— Begin —

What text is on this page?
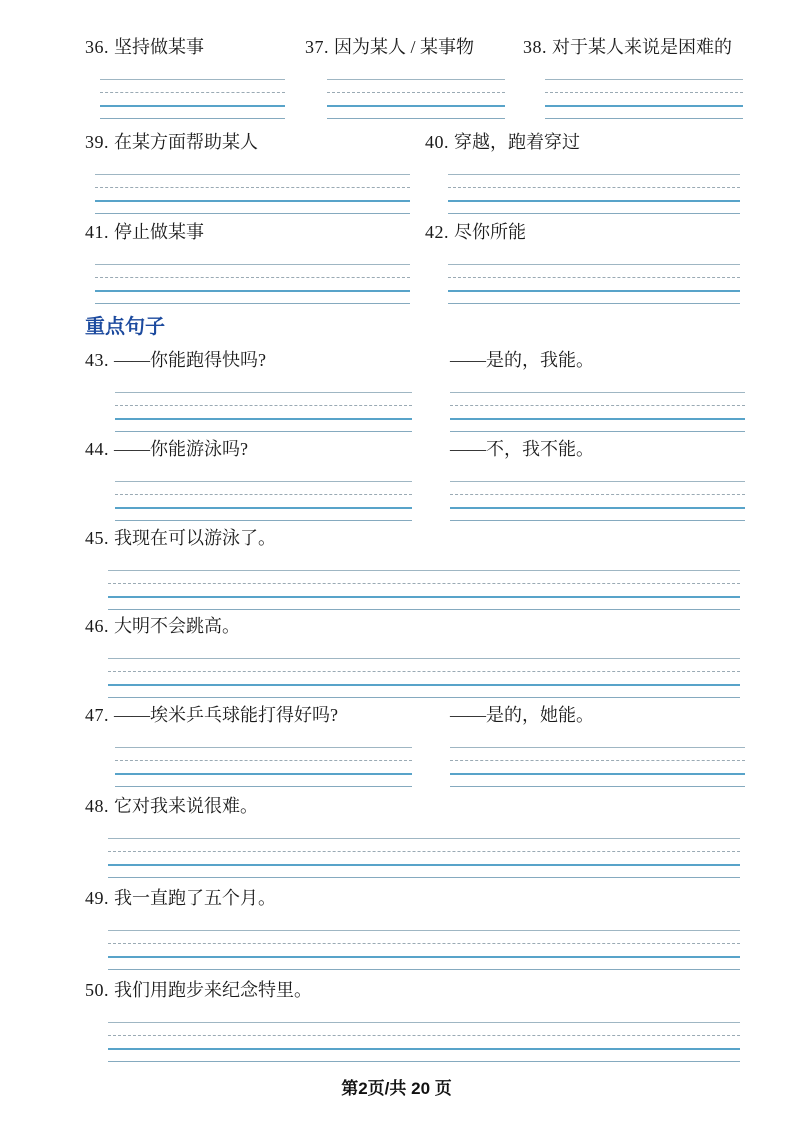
36. 坚持做某事	37. 因为某人 / 某事物	38. 对于某人来说是困难的
39. 在某方面帮助某人	40. 穿越，跑着穿过
41. 停止做某事	42. 尽你所能
重点句子
43. ——你能跑得快吗?	——是的，我能。
44. ——你能游泳吗?	——不，我不能。
45. 我现在可以游泳了。
46. 大明不会跳高。
47. ——埃米乒乓球能打得好吗?	——是的，她能。
48. 它对我来说很难。
49. 我一直跑了五个月。
50. 我们用跑步来纪念特里。
第2页/共 20 页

— End —

(GOAL)
Drop the images and quote the entries word for word.

(RESULT FOR THIS TASK)
What text is on this page?
36. 坚持做某事	37. 因为某人 / 某事物	38. 对于某人来说是困难的
39. 在某方面帮助某人	40. 穿越，跑着穿过
41. 停止做某事	42. 尽你所能
重点句子
43. ——你能跑得快吗?	——是的，我能。
44. ——你能游泳吗?	——不，我不能。
45. 我现在可以游泳了。
46. 大明不会跳高。
47. ——埃米乒乓球能打得好吗?	——是的，她能。
48. 它对我来说很难。
49. 我一直跑了五个月。
50. 我们用跑步来纪念特里。
第2页/共 20 页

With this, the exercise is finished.